<<<<

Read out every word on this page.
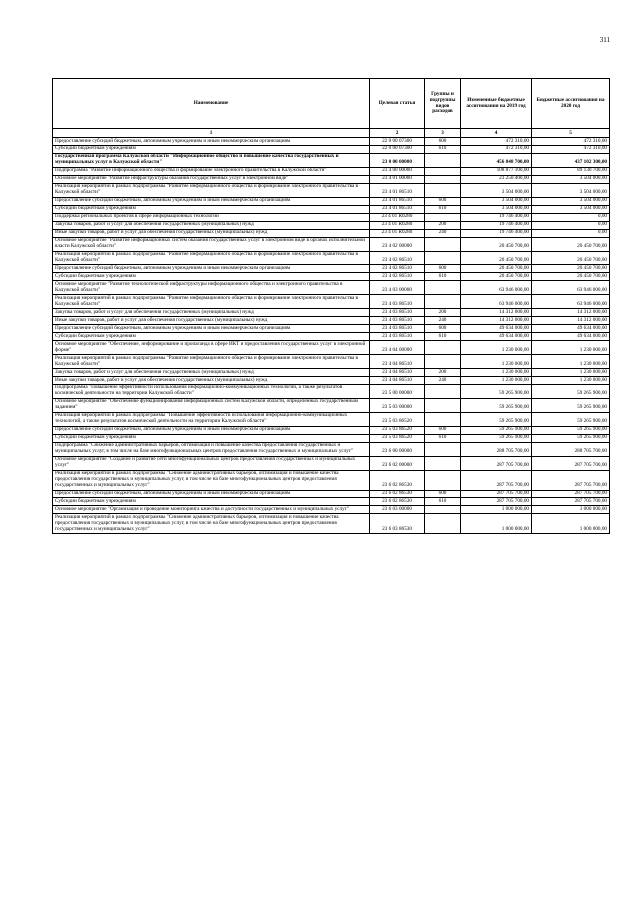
311
Наименование	Целевая статья	Группы и подгруппы видов расходов	Измененные бюджетные ассигнования на 2019 год	Бюджетные ассигнования на 2020 год
1	2	3	4	5
Предоставление субсидий бюджетным, автономным учреждениям и иным некоммерческим организациям	22 0 00 07300	600	472 310,00	472 310,00
Субсидии бюджетным учреждениям	22 0 00 07300	610	472 310,00	472 310,00
Государственная программа Калужской области "Информационное общество и повышение качества государственных и муниципальных услуг в Калужской области"	23 0 00 00000		456 848 700,00	437 102 300,00
Подпрограмма "Развитие информационного общества и формирование электронного правительства в Калужской области"	23 4 00 00000		108 877 100,00	89 130 700,00
Основное мероприятие "Развитие инфраструктуры оказания государственных услуг в электронном виде"	23 4 01 00000		23 250 400,00	3 504 000,00
Реализация мероприятий в рамках подпрограммы "Развитие информационного общества и формирование электронного правительства в Калужской области"	23 4 01 86510		3 504 000,00	3 504 000,00
Предоставление субсидий бюджетным, автономным учреждениям и иным некоммерческим организациям	23 4 01 86510	600	3 504 000,00	3 504 000,00
Субсидии бюджетным учреждениям	23 4 01 86510	610	3 504 000,00	3 504 000,00
Поддержка региональных проектов в сфере информационных технологий	23 4 01 R0280		19 746 400,00	0,00
Закупка товаров, работ и услуг для обеспечения государственных (муниципальных) нужд	23 4 01 R0280	200	19 746 400,00	0,00
Иные закупки товаров, работ и услуг для обеспечения государственных (муниципальных) нужд	23 4 01 R0280	240	19 746 400,00	0,00
Основное мероприятие "Развитие информационных систем оказания государственных услуг в электронном виде в органах исполнительной власти Калужской области"	23 4 02 00000		20 450 700,00	20 450 700,00
Реализация мероприятий в рамках подпрограммы "Развитие информационного общества и формирование электронного правительства в Калужской области"	23 4 02 86510		20 450 700,00	20 450 700,00
Предоставление субсидий бюджетным, автономным учреждениям и иным некоммерческим организациям	23 4 02 86510	600	20 450 700,00	20 450 700,00
Субсидии бюджетным учреждениям	23 4 02 86510	610	20 450 700,00	20 450 700,00
Основное мероприятие "Развитие технологической инфраструктуры информационного общества и электронного правительства в Калужской области"	23 4 03 00000		63 946 000,00	63 946 000,00
Реализация мероприятий в рамках подпрограммы "Развитие информационного общества и формирование электронного правительства в Калужской области"	23 4 03 86510		63 946 000,00	63 946 000,00
Закупка товаров, работ и услуг для обеспечения государственных (муниципальных) нужд	23 4 03 86510	200	14 312 000,00	14 312 000,00
Иные закупки товаров, работ и услуг для обеспечения государственных (муниципальных) нужд	23 4 03 86510	240	14 312 000,00	14 312 000,00
Предоставление субсидий бюджетным, автономным учреждениям и иным некоммерческим организациям	23 4 03 86510	600	49 634 000,00	49 634 000,00
Субсидии бюджетным учреждениям	23 4 03 86510	610	49 634 000,00	49 634 000,00
Основное мероприятие "Обеспечение, информирование и пропаганда в сфере ИКТ и предоставления государственных услуг в электронной форме"	23 4 04 00000		1 230 000,00	1 230 000,00
Реализация мероприятий в рамках подпрограммы "Развитие информационного общества и формирование электронного правительства в Калужской области"	23 4 04 86510		1 230 000,00	1 230 000,00
Закупка товаров, работ и услуг для обеспечения государственных (муниципальных) нужд	23 4 04 86510	200	1 230 000,00	1 230 000,00
Иные закупки товаров, работ и услуг для обеспечения государственных (муниципальных) нужд	23 4 04 86510	240	1 230 000,00	1 230 000,00
Подпрограмма "Повышение эффективности использования информационно-коммуникационных технологий, а также результатов космической деятельности на территории Калужской области"	23 5 00 00000		59 265 900,00	59 265 900,00
Основное мероприятие "Обеспечение функционирования информационных систем Калужской области, определенных государственным заданием"	23 5 03 00000		59 265 900,00	59 265 900,00
Реализация мероприятий в рамках подпрограммы "Повышение эффективности использования информационно-коммуникационных технологий, а также результатов космической деятельности на территории Калужской области"	23 5 03 86520		59 265 900,00	59 265 900,00
Предоставление субсидий бюджетным, автономным учреждениям и иным некоммерческим организациям	23 5 03 86520	600	59 265 900,00	59 265 900,00
Субсидии бюджетным учреждениям	23 5 03 86520	610	59 265 900,00	59 265 900,00
Подпрограмма "Снижение административных барьеров, оптимизация и повышение качества предоставления государственных и муниципальных услуг, в том числе на базе многофункциональных центров предоставления государственных и муниципальных услуг"	23 6 00 00000		288 705 700,00	288 705 700,00
Основное мероприятие "Создание и развитие сети многофункциональных центров предоставления государственных и муниципальных услуг"	23 6 02 00000		287 705 700,00	287 705 700,00
Реализация мероприятий в рамках подпрограммы "Снижение административных барьеров, оптимизация и повышение качества предоставления государственных и муниципальных услуг, в том числе на базе многофункциональных центров предоставления государственных и муниципальных услуг"	23 6 02 86530		287 705 700,00	287 705 700,00
Предоставление субсидий бюджетным, автономным учреждениям и иным некоммерческим организациям	23 6 02 86530	600	287 705 700,00	287 705 700,00
Субсидии бюджетным учреждениям	23 6 02 86530	610	287 705 700,00	287 705 700,00
Основное мероприятие "Организация и проведение мониторинга качества и доступности государственных и муниципальных услуг"	23 6 03 00000		1 000 000,00	1 000 000,00
Реализация мероприятий в рамках подпрограммы "Снижение административных барьеров, оптимизация и повышение качества предоставления государственных и муниципальных услуг, в том числе на базе многофункциональных центров предоставления государственных и муниципальных услуг"	23 6 03 86530		1 000 000,00	1 000 000,00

>>>>

From the data above, copy out every line with the string "виде" in it.

THE RESULT:
Основное мероприятие "Развитие инфраструктуры оказания государственных услуг в электронном виде"	23 4 01 00000		23 250 400,00	3 504 000,00
Основное мероприятие "Развитие информационных систем оказания государственных услуг в электронном виде в органах исполнительной власти Калужской области"	23 4 02 00000		20 450 700,00	20 450 700,00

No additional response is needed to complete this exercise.